===== Data supplied

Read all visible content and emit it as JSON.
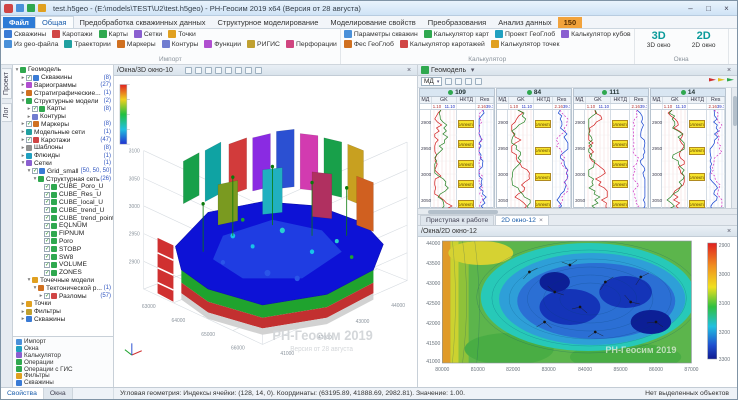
{
  "window": {
    "title": "test.h5geo - (E:\\models\\TEST\\U2\\test.h5geo) - РН-Геосим 2019 x64 (Версия от 28 августа)",
    "controls": {
      "minimize": "–",
      "maximize": "□",
      "close": "×"
    }
  },
  "ribbon": {
    "tabs": [
      {
        "label": "Файл",
        "style": "file"
      },
      {
        "label": "Общая",
        "style": "active"
      },
      {
        "label": "Предобработка скважинных данных"
      },
      {
        "label": "Структурное моделирование"
      },
      {
        "label": "Моделирование свойств"
      },
      {
        "label": "Преобразования"
      },
      {
        "label": "Анализ данных"
      },
      {
        "label": "150",
        "style": "accent"
      }
    ],
    "groups": [
      {
        "label": "Импорт",
        "rows": [
          [
            {
              "label": "Скважины",
              "icon": "wells-icon",
              "c": "#3a7bd5"
            },
            {
              "label": "Каротажи",
              "icon": "logs-icon",
              "c": "#d04545"
            },
            {
              "label": "Карты",
              "icon": "maps-icon",
              "c": "#2fa84f"
            },
            {
              "label": "Сетки",
              "icon": "grids-icon",
              "c": "#8a5fd0"
            },
            {
              "label": "Точки",
              "icon": "points-icon",
              "c": "#e0a020"
            }
          ],
          [
            {
              "label": "Из geo-файла",
              "icon": "geo-file-icon",
              "c": "#4a90d9"
            },
            {
              "label": "Траектории",
              "icon": "trajectories-icon",
              "c": "#20a0a0"
            },
            {
              "label": "Маркеры",
              "icon": "markers-icon",
              "c": "#d07020"
            },
            {
              "label": "Контуры",
              "icon": "contours-icon",
              "c": "#707cd0"
            },
            {
              "label": "Функции",
              "icon": "functions-icon",
              "c": "#b04fd0"
            },
            {
              "label": "РИГИС",
              "icon": "rigis-icon",
              "c": "#c0a030"
            },
            {
              "label": "Перфорации",
              "icon": "perforations-icon",
              "c": "#d04580"
            }
          ]
        ]
      },
      {
        "label": "Калькулятор",
        "rows": [
          [
            {
              "label": "Параметры скважин",
              "icon": "well-params-icon",
              "c": "#4a90d9"
            },
            {
              "label": "Калькулятор карт",
              "icon": "map-calculator-icon",
              "c": "#2fa84f"
            },
            {
              "label": "Проект ГеоГлоб",
              "icon": "geoglob-project-icon",
              "c": "#20a0c0"
            },
            {
              "label": "Калькулятор кубов",
              "icon": "cube-calculator-icon",
              "c": "#8a5fd0"
            }
          ],
          [
            {
              "label": "Фес ГеоГлоб",
              "icon": "fes-geoglob-icon",
              "c": "#d07020"
            },
            {
              "label": "Калькулятор каротажей",
              "icon": "log-calculator-icon",
              "c": "#d04545"
            },
            {
              "label": "Калькулятор точек",
              "icon": "point-calculator-icon",
              "c": "#e0a020"
            }
          ]
        ]
      },
      {
        "label": "Окна",
        "big": [
          {
            "label": "3D окно",
            "glyph": "3D",
            "icon": "3d-window-icon"
          },
          {
            "label": "2D окно",
            "glyph": "2D",
            "icon": "2d-window-icon"
          }
        ]
      }
    ]
  },
  "sidestrip": {
    "tabs": [
      "Проект",
      "Лог"
    ]
  },
  "tree": {
    "items": [
      {
        "l": 0,
        "t": 1,
        "icon": "geomodel-icon",
        "c": "#2fa84f",
        "label": "Геомодель"
      },
      {
        "l": 1,
        "t": 2,
        "cb": 1,
        "icon": "wells-icon",
        "c": "#3a7bd5",
        "label": "Скважины",
        "count": "(8)"
      },
      {
        "l": 1,
        "t": 2,
        "icon": "variograms-icon",
        "c": "#b04fd0",
        "label": "Вариограммы",
        "count": "(27)"
      },
      {
        "l": 1,
        "t": 2,
        "icon": "stratigraphy-icon",
        "c": "#d07020",
        "label": "Стратиграфические...",
        "count": "(1)"
      },
      {
        "l": 1,
        "t": 1,
        "icon": "structural-models-icon",
        "c": "#2fa84f",
        "label": "Структурные модели",
        "count": "(2)"
      },
      {
        "l": 2,
        "t": 2,
        "cb": 1,
        "icon": "maps-icon",
        "c": "#2fa84f",
        "label": "Карты",
        "count": "(8)"
      },
      {
        "l": 2,
        "t": 2,
        "icon": "contours-icon",
        "c": "#707cd0",
        "label": "Контуры"
      },
      {
        "l": 1,
        "t": 2,
        "cb": 1,
        "icon": "markers-icon",
        "c": "#d07020",
        "label": "Маркеры",
        "count": "(8)"
      },
      {
        "l": 1,
        "t": 2,
        "icon": "model-nets-icon",
        "c": "#20a0a0",
        "label": "Модельные сети",
        "count": "(1)"
      },
      {
        "l": 1,
        "t": 2,
        "cb": 1,
        "icon": "logs-icon",
        "c": "#d04545",
        "label": "Каротажи",
        "count": "(47)"
      },
      {
        "l": 1,
        "t": 2,
        "icon": "templates-icon",
        "c": "#909090",
        "label": "Шаблоны",
        "count": "(8)"
      },
      {
        "l": 1,
        "t": 2,
        "icon": "fluids-icon",
        "c": "#20a0c0",
        "label": "Флюиды",
        "count": "(1)"
      },
      {
        "l": 1,
        "t": 1,
        "icon": "grids-icon",
        "c": "#8a5fd0",
        "label": "Сетки",
        "count": "(1)"
      },
      {
        "l": 2,
        "t": 1,
        "cb": 1,
        "icon": "grid-icon",
        "c": "#3a7bd5",
        "label": "Grid_small",
        "count": "[50, 50, 50]"
      },
      {
        "l": 3,
        "t": 1,
        "icon": "structural-grid-icon",
        "c": "#2fa84f",
        "label": "Структурная сеть",
        "count": "(26)"
      },
      {
        "l": 4,
        "cb": 1,
        "icon": "cube-icon",
        "c": "#2fa84f",
        "label": "CUBE_Poro_U"
      },
      {
        "l": 4,
        "cb": 1,
        "icon": "cube-icon",
        "c": "#2fa84f",
        "label": "CUBE_Res_U"
      },
      {
        "l": 4,
        "cb": 1,
        "icon": "cube-icon",
        "c": "#2fa84f",
        "label": "CUBE_local_U"
      },
      {
        "l": 4,
        "cb": 1,
        "icon": "cube-icon",
        "c": "#2fa84f",
        "label": "CUBE_trend_U"
      },
      {
        "l": 4,
        "cb": 1,
        "icon": "cube-icon",
        "c": "#2fa84f",
        "label": "CUBE_trend_points"
      },
      {
        "l": 4,
        "cb": 1,
        "icon": "cube-icon",
        "c": "#2fa84f",
        "label": "EQLNUM"
      },
      {
        "l": 4,
        "cb": 1,
        "icon": "cube-icon",
        "c": "#2fa84f",
        "label": "FIPNUM"
      },
      {
        "l": 4,
        "cb": 1,
        "icon": "cube-icon",
        "c": "#2fa84f",
        "label": "Poro"
      },
      {
        "l": 4,
        "cb": 1,
        "icon": "cube-icon",
        "c": "#2fa84f",
        "label": "STOBP"
      },
      {
        "l": 4,
        "cb": 1,
        "icon": "cube-icon",
        "c": "#2fa84f",
        "label": "SW8"
      },
      {
        "l": 4,
        "cb": 1,
        "icon": "cube-icon",
        "c": "#2fa84f",
        "label": "VOLUME"
      },
      {
        "l": 4,
        "cb": 1,
        "icon": "cube-icon",
        "c": "#2fa84f",
        "label": "ZONES"
      },
      {
        "l": 2,
        "t": 1,
        "icon": "point-models-icon",
        "c": "#e0a020",
        "label": "Точечные модели"
      },
      {
        "l": 3,
        "t": 1,
        "icon": "tectonic-model-icon",
        "c": "#d07020",
        "label": "Тектонической р...",
        "count": "(1)"
      },
      {
        "l": 4,
        "t": 2,
        "cb": 1,
        "icon": "faults-icon",
        "c": "#d04545",
        "label": "Разломы",
        "count": "(57)"
      },
      {
        "l": 1,
        "t": 2,
        "icon": "points-icon",
        "c": "#e0a020",
        "label": "Точки"
      },
      {
        "l": 1,
        "t": 2,
        "icon": "filters-icon",
        "c": "#c0a030",
        "label": "Фильтры"
      },
      {
        "l": 1,
        "t": 2,
        "icon": "wells-icon",
        "c": "#3a7bd5",
        "label": "Скважины"
      }
    ],
    "sections": [
      {
        "label": "Импорт",
        "c": "#4a90d9",
        "icon": "import-icon"
      },
      {
        "label": "Окна",
        "c": "#20a0c0",
        "icon": "windows-icon"
      },
      {
        "label": "Калькулятор",
        "c": "#8a5fd0",
        "icon": "calculator-icon"
      },
      {
        "label": "Операции",
        "c": "#2fa84f",
        "icon": "operations-icon"
      },
      {
        "label": "Операции с ГИС",
        "c": "#2fa84f",
        "icon": "gis-operations-icon"
      },
      {
        "label": "Фильтры",
        "c": "#e0a020",
        "icon": "filters-icon"
      },
      {
        "label": "Скважины",
        "c": "#3a7bd5",
        "icon": "wells-icon"
      }
    ]
  },
  "view3d": {
    "title": "/Окна/3D окно-10",
    "z_ticks": [
      "3100",
      "3050",
      "3000",
      "2950",
      "2900"
    ],
    "x_ticks": [
      "63000",
      "64000",
      "65000",
      "66000"
    ],
    "y_ticks": [
      "41000",
      "42000",
      "43000",
      "44000"
    ],
    "watermark1": "РН-Геосим 2019",
    "watermark2": "Версия от 28 августа"
  },
  "wellpanel": {
    "title": "Геомодель",
    "combo_value": "МД",
    "track_headers": [
      "МД",
      "GK",
      "НКТД",
      "Res"
    ],
    "ranges": {
      "gk_min": "1.10",
      "gk_max": "11.10",
      "res_min": "2.16",
      "res_max": "39.71"
    },
    "depths": [
      "2900",
      "2950",
      "3000",
      "3050"
    ],
    "labels": {
      "collector": "Коллектор"
    },
    "wells": [
      {
        "name": "109",
        "collectors": 5
      },
      {
        "name": "84",
        "collectors": 4
      },
      {
        "name": "111",
        "collectors": 5
      },
      {
        "name": "14",
        "collectors": 4
      }
    ]
  },
  "rtabs": [
    {
      "label": "Приступая к работе",
      "active": false
    },
    {
      "label": "2D окно-12",
      "active": true
    }
  ],
  "map2d": {
    "title": "/Окна/2D окно-12",
    "x_ticks": [
      "80000",
      "81000",
      "82000",
      "83000",
      "84000",
      "85000",
      "86000",
      "87000"
    ],
    "y_ticks": [
      "44000",
      "43500",
      "43000",
      "42500",
      "42000",
      "41500",
      "41000"
    ],
    "cb_ticks": [
      "2900",
      "3000",
      "3100",
      "3200",
      "3300"
    ]
  },
  "statusbar": {
    "tabs": [
      "Свойства",
      "Окна"
    ],
    "text": "Угловая геометрия: Индексы ячейки: (128, 14, 0). Координаты: (63195.89, 41888.69, 2982.81). Значение: 1.00.",
    "right": "Нет выделенных объектов"
  }
}
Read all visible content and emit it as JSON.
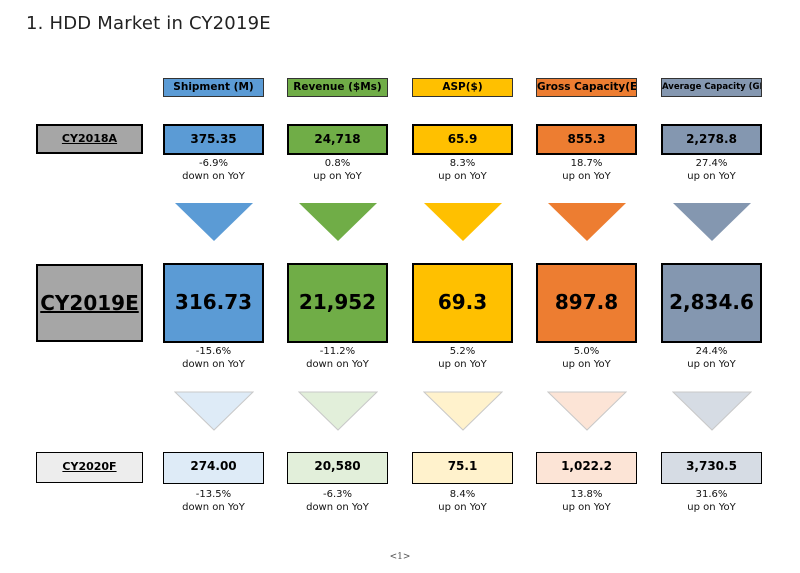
{
  "title": "1. HDD Market in CY2019E",
  "page_number": "<1>",
  "columns": [
    {
      "label": "Shipment (M)",
      "color": "#5b9bd5",
      "light": "#deebf7"
    },
    {
      "label": "Revenue ($Ms)",
      "color": "#70ad47",
      "light": "#e2efda"
    },
    {
      "label": "ASP($)",
      "color": "#ffc000",
      "light": "#fff2cc"
    },
    {
      "label": "Gross Capacity(EB)",
      "color": "#ed7d31",
      "light": "#fce4d6"
    },
    {
      "label": "Average Capacity (GB)",
      "color": "#8497b0",
      "light": "#d6dce4"
    }
  ],
  "rows": {
    "cy2018a": {
      "label": "CY2018A",
      "label_bg": "#a6a6a6",
      "values": [
        "375.35",
        "24,718",
        "65.9",
        "855.3",
        "2,278.8"
      ],
      "changes": [
        {
          "pct": "-6.9%",
          "dir": "down on YoY"
        },
        {
          "pct": "0.8%",
          "dir": "up on YoY"
        },
        {
          "pct": "8.3%",
          "dir": "up on YoY"
        },
        {
          "pct": "18.7%",
          "dir": "up on YoY"
        },
        {
          "pct": "27.4%",
          "dir": "up on YoY"
        }
      ]
    },
    "cy2019e": {
      "label": "CY2019E",
      "label_bg": "#a6a6a6",
      "values": [
        "316.73",
        "21,952",
        "69.3",
        "897.8",
        "2,834.6"
      ],
      "changes": [
        {
          "pct": "-15.6%",
          "dir": "down on YoY"
        },
        {
          "pct": "-11.2%",
          "dir": "down on YoY"
        },
        {
          "pct": "5.2%",
          "dir": "up on YoY"
        },
        {
          "pct": "5.0%",
          "dir": "up on YoY"
        },
        {
          "pct": "24.4%",
          "dir": "up on YoY"
        }
      ]
    },
    "cy2020f": {
      "label": "CY2020F",
      "label_bg": "#ededed",
      "values": [
        "274.00",
        "20,580",
        "75.1",
        "1,022.2",
        "3,730.5"
      ],
      "changes": [
        {
          "pct": "-13.5%",
          "dir": "down on YoY"
        },
        {
          "pct": "-6.3%",
          "dir": "down on YoY"
        },
        {
          "pct": "8.4%",
          "dir": "up on YoY"
        },
        {
          "pct": "13.8%",
          "dir": "up on YoY"
        },
        {
          "pct": "31.6%",
          "dir": "up on YoY"
        }
      ]
    }
  }
}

==========

- **Challenge**
Return all lines of the material above in which the word "Геосим" occurs.

- **Response**
    "title": "test.h5geo - (E:\\models\\TEST\\U2\\test.h5geo) - РН-Геосим 2019 x64 (Версия от 28 августа)",
    "watermark1": "РН-Геосим 2019",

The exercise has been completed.